▶ _Set exercise_:
Count how many lines contain "Информация" and reply with that number only.

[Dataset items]
"""

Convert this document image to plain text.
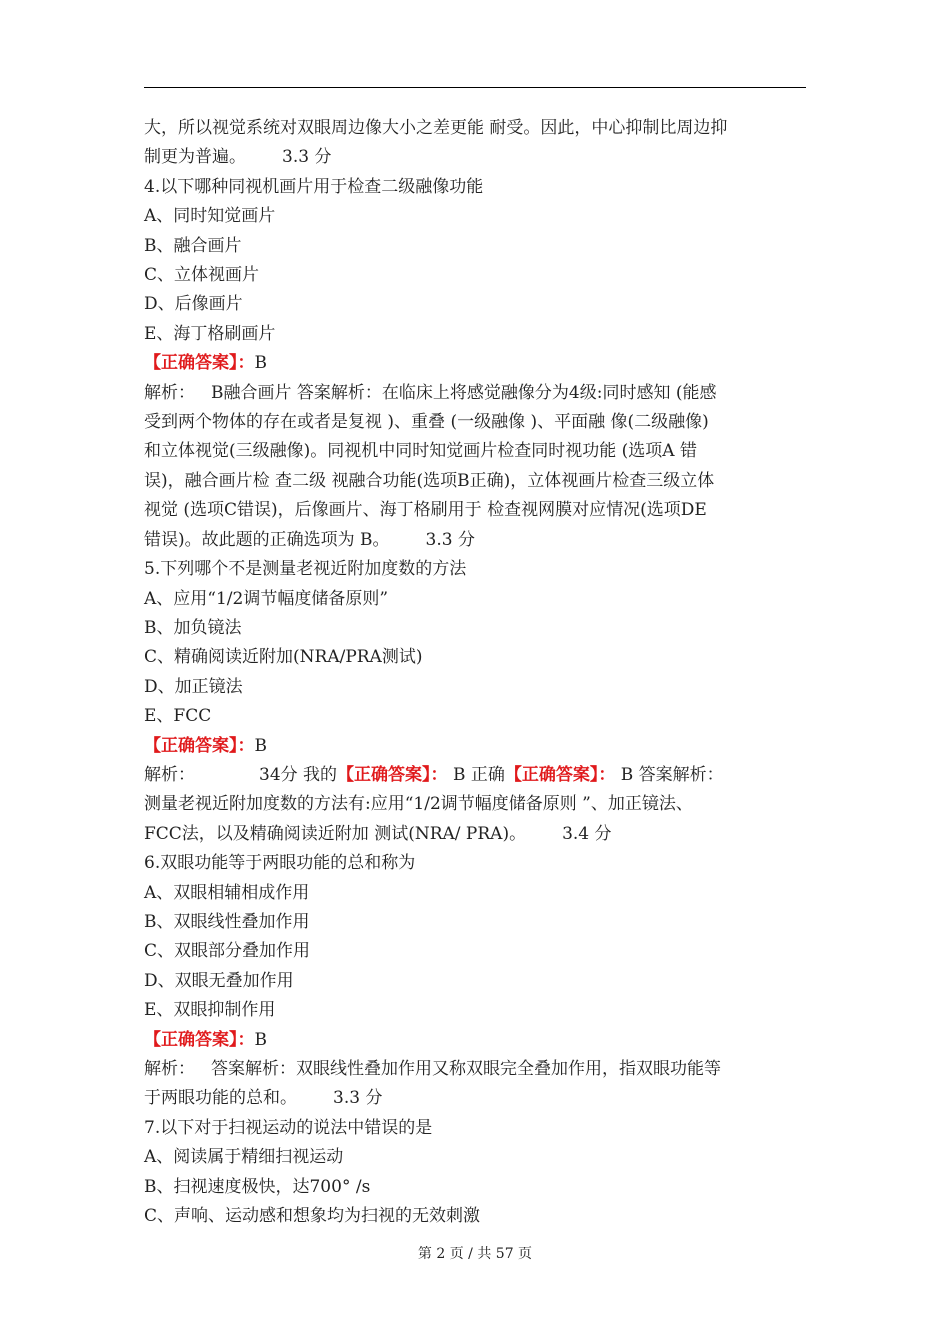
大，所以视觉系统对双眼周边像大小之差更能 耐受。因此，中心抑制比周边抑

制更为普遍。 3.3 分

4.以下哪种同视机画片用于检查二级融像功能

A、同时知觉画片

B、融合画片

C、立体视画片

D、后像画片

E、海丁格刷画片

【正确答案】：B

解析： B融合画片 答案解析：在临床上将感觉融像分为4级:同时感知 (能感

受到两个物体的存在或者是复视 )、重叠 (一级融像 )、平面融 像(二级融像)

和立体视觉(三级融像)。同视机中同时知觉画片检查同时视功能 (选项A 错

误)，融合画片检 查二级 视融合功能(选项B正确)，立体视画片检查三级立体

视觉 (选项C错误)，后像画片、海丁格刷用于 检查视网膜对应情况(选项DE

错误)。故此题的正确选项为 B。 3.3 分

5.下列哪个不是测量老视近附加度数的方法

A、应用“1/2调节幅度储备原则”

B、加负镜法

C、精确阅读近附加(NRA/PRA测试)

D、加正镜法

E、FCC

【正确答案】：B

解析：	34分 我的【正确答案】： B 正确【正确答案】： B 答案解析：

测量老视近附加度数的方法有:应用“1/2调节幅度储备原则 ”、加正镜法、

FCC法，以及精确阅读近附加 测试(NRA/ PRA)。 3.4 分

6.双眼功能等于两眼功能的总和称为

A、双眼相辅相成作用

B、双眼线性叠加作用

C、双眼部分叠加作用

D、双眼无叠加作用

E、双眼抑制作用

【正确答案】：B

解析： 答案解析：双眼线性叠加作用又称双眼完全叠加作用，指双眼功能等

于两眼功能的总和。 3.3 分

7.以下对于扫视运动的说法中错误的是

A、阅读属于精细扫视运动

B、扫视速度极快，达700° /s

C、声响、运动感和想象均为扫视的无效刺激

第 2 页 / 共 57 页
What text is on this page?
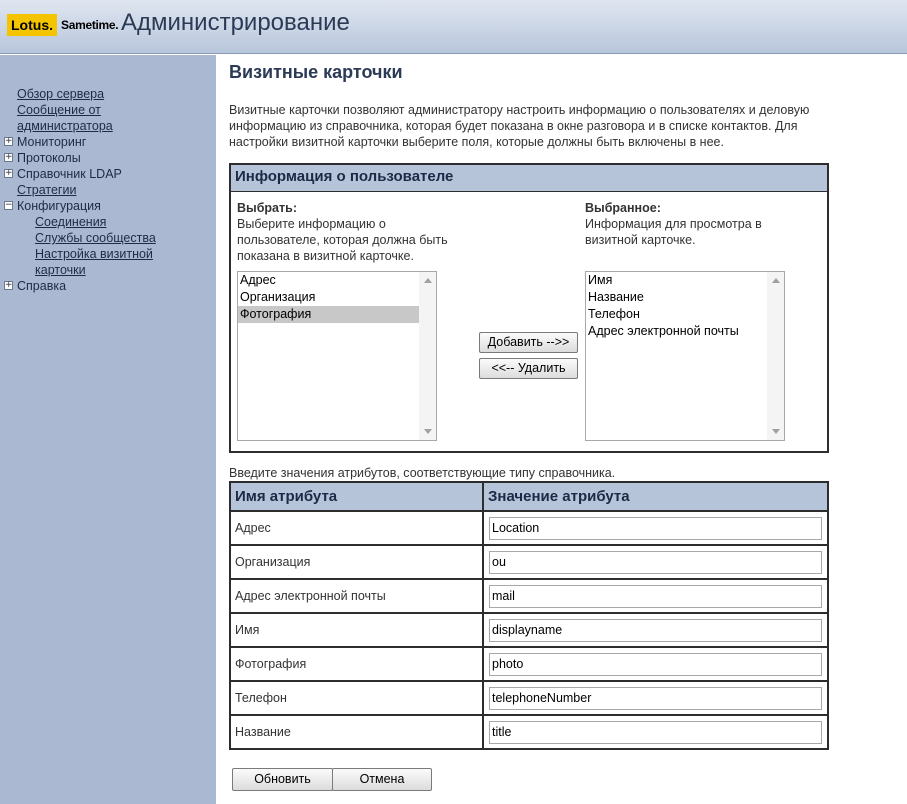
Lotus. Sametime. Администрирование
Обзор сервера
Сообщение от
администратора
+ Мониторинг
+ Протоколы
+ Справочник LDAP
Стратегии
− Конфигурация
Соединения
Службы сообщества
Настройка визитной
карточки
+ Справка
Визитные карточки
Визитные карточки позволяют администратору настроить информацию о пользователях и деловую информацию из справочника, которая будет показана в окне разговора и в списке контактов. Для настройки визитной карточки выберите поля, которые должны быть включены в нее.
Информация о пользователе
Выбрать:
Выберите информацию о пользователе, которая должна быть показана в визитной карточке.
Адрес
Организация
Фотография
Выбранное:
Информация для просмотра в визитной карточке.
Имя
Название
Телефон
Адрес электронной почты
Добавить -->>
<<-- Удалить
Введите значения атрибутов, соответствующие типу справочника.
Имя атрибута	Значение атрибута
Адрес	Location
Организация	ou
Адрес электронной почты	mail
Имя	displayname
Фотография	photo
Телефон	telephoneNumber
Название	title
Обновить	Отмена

"""

▶ _The result_:
2